### Input ###
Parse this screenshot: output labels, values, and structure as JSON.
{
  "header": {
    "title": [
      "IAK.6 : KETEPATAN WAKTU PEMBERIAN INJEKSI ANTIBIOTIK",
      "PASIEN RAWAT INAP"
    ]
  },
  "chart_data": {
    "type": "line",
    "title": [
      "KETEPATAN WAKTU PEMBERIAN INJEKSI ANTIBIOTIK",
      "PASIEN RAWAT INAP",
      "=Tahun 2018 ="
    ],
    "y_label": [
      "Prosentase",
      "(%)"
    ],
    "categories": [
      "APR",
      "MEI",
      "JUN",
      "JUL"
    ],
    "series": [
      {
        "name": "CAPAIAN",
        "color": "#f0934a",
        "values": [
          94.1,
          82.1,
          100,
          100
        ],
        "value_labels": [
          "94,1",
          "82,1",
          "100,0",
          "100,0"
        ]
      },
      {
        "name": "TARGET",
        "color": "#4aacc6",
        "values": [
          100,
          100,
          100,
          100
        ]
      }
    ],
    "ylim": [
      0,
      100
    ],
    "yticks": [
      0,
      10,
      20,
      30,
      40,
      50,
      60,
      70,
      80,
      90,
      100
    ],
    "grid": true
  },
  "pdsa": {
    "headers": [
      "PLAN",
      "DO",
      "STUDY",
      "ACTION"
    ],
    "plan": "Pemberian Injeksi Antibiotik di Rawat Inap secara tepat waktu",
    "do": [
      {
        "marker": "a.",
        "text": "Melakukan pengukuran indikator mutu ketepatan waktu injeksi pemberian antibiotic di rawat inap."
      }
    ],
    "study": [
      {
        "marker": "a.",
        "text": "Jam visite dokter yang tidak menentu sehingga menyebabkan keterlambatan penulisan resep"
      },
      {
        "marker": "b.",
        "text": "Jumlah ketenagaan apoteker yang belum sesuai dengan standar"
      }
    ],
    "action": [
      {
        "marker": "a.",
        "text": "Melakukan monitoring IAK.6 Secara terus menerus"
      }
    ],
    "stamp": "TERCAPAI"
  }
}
###
> _Direction_
Extract all of the data shown above and repeat it verbatim.

> _Finished answer_
Parse this screenshot: output labels, values, and structure as JSON.
{
  "header": {
    "title": [
      "IAK.6 : KETEPATAN WAKTU PEMBERIAN INJEKSI ANTIBIOTIK",
      "PASIEN RAWAT INAP"
    ]
  },
  "chart_data": {
    "type": "line",
    "title": [
      "KETEPATAN WAKTU PEMBERIAN INJEKSI ANTIBIOTIK",
      "PASIEN RAWAT INAP",
      "=Tahun 2018 ="
    ],
    "y_label": [
      "Prosentase",
      "(%)"
    ],
    "categories": [
      "APR",
      "MEI",
      "JUN",
      "JUL"
    ],
    "series": [
      {
        "name": "CAPAIAN",
        "color": "#f0934a",
        "values": [
          94.1,
          82.1,
          100,
          100
        ],
        "value_labels": [
          "94,1",
          "82,1",
          "100,0",
          "100,0"
        ]
      },
      {
        "name": "TARGET",
        "color": "#4aacc6",
        "values": [
          100,
          100,
          100,
          100
        ]
      }
    ],
    "ylim": [
      0,
      100
    ],
    "yticks": [
      0,
      10,
      20,
      30,
      40,
      50,
      60,
      70,
      80,
      90,
      100
    ],
    "grid": true
  },
  "pdsa": {
    "headers": [
      "PLAN",
      "DO",
      "STUDY",
      "ACTION"
    ],
    "plan": "Pemberian Injeksi Antibiotik di Rawat Inap secara tepat waktu",
    "do": [
      {
        "marker": "a.",
        "text": "Melakukan pengukuran indikator mutu ketepatan waktu injeksi pemberian antibiotic di rawat inap."
      }
    ],
    "study": [
      {
        "marker": "a.",
        "text": "Jam visite dokter yang tidak menentu sehingga menyebabkan keterlambatan penulisan resep"
      },
      {
        "marker": "b.",
        "text": "Jumlah ketenagaan apoteker yang belum sesuai dengan standar"
      }
    ],
    "action": [
      {
        "marker": "a.",
        "text": "Melakukan monitoring IAK.6 Secara terus menerus"
      }
    ],
    "stamp": "TERCAPAI"
  }
}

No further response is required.